Return each line of the listing that contains the string "about".
[begin Extracted entries]
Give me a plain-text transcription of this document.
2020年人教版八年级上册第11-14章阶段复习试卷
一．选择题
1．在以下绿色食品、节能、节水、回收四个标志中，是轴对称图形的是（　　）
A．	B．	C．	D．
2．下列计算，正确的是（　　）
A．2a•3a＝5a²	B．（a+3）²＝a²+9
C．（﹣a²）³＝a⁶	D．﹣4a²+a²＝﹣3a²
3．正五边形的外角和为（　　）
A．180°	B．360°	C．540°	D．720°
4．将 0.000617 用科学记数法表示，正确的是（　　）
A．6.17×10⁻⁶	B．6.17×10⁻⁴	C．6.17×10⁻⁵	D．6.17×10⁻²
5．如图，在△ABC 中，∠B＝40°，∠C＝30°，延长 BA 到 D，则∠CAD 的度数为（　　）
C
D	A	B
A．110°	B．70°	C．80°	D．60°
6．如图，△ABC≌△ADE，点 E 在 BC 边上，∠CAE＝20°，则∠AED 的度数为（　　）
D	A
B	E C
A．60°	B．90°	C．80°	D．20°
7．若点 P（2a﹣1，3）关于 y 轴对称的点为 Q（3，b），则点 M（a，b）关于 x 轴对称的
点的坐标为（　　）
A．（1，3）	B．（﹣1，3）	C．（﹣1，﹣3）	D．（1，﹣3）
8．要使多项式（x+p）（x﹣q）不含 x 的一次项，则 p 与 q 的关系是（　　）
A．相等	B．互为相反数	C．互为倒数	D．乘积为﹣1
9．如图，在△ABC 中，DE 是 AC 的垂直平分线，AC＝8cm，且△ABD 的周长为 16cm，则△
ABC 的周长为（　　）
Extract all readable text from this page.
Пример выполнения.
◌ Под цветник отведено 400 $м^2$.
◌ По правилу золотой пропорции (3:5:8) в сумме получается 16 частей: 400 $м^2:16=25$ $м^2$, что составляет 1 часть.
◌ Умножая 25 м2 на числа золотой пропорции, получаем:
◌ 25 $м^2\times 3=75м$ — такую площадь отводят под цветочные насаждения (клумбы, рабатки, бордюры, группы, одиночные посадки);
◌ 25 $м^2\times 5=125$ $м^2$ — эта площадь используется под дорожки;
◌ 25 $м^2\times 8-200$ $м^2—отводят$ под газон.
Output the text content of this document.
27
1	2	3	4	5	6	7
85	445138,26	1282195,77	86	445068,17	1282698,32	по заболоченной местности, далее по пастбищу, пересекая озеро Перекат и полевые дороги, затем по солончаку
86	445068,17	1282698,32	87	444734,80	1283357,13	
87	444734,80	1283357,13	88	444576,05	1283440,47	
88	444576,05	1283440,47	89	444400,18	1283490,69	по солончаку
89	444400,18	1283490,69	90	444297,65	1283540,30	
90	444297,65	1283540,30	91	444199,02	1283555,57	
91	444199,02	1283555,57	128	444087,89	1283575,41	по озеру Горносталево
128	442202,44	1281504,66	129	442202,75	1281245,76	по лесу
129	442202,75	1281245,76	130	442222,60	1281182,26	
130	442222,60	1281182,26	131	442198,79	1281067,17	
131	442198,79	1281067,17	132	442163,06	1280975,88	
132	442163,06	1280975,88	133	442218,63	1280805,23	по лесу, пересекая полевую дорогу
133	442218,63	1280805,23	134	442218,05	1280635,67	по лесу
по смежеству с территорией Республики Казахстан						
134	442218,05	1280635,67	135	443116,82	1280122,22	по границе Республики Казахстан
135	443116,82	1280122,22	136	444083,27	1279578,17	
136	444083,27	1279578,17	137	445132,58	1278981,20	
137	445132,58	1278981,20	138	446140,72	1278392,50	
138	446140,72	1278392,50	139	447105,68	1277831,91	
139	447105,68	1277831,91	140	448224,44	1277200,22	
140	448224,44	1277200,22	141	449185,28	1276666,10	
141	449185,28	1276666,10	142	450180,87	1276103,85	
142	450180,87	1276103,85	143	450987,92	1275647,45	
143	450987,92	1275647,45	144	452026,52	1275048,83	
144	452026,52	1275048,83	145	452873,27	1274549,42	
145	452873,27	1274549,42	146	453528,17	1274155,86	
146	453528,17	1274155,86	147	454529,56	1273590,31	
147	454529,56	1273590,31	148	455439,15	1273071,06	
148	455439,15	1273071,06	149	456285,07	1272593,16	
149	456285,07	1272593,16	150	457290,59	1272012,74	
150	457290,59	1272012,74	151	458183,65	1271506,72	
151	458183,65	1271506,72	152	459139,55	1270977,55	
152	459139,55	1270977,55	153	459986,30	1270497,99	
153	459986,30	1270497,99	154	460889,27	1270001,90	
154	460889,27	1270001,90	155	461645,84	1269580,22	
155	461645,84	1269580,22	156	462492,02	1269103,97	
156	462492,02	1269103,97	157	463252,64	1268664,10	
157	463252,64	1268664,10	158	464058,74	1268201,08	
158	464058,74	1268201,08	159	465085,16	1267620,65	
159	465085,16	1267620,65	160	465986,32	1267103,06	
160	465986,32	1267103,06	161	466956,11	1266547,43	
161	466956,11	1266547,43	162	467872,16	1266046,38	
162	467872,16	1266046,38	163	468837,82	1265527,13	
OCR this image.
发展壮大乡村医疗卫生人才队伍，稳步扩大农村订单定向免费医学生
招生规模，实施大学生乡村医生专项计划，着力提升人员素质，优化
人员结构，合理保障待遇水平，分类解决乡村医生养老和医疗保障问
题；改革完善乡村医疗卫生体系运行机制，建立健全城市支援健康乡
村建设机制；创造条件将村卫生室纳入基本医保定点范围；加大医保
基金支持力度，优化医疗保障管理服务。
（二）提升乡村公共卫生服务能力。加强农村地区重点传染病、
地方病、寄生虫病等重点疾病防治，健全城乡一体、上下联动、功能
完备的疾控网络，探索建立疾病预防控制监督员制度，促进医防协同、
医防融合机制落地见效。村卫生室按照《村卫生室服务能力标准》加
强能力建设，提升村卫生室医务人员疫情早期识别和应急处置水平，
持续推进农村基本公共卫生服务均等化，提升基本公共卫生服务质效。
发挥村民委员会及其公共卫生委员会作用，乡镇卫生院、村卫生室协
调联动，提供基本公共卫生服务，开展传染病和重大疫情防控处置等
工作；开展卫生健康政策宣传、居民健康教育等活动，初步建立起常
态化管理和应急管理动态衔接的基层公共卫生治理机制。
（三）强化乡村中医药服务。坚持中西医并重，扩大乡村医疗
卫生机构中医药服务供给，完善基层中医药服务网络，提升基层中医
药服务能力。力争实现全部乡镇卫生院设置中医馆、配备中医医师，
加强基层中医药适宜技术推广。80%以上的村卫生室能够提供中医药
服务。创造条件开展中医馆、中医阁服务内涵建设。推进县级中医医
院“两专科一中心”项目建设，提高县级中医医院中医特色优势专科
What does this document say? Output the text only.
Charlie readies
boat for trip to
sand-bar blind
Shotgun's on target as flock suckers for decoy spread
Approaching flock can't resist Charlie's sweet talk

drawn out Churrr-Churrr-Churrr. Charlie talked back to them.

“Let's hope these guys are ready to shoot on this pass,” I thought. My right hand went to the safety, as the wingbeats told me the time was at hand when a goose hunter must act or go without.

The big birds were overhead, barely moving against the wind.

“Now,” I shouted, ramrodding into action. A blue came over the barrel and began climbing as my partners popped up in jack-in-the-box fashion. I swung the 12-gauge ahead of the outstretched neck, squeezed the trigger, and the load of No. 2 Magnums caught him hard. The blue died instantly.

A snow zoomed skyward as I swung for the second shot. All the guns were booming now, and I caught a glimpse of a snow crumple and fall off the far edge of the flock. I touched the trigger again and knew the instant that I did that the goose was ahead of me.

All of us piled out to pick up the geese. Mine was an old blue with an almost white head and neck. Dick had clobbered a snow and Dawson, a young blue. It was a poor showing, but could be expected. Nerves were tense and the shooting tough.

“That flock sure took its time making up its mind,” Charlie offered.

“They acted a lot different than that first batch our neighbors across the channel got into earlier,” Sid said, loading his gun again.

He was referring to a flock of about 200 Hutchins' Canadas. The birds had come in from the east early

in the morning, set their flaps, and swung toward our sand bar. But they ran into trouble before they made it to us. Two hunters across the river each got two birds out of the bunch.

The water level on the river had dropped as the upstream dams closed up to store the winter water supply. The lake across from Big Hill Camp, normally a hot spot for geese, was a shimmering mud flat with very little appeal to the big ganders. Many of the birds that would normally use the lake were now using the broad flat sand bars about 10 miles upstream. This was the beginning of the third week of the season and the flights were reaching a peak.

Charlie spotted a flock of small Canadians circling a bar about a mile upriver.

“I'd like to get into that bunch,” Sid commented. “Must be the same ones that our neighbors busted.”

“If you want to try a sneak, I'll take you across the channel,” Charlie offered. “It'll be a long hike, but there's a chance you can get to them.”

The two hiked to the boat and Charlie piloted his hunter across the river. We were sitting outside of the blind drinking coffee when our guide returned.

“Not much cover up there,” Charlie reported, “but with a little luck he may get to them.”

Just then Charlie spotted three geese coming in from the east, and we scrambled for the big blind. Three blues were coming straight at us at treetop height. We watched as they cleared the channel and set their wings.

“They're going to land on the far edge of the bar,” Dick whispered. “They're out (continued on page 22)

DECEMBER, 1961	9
[end Extracted entries]
__Response to this task__.
He was referring to a flock of about 200 Hutchins' Canadas. The birds had come in from the east early
The water level on the river had dropped as the upstream dams closed up to store the winter water supply. The lake across from Big Hill Camp, normally a hot spot for geese, was a shimmering mud flat with very little appeal to the big ganders. Many of the birds that would normally use the lake were now using the broad flat sand bars about 10 miles upstream. This was the beginning of the third week of the season and the flights were reaching a peak.
Charlie spotted a flock of small Canadians circling a bar about a mile upriver.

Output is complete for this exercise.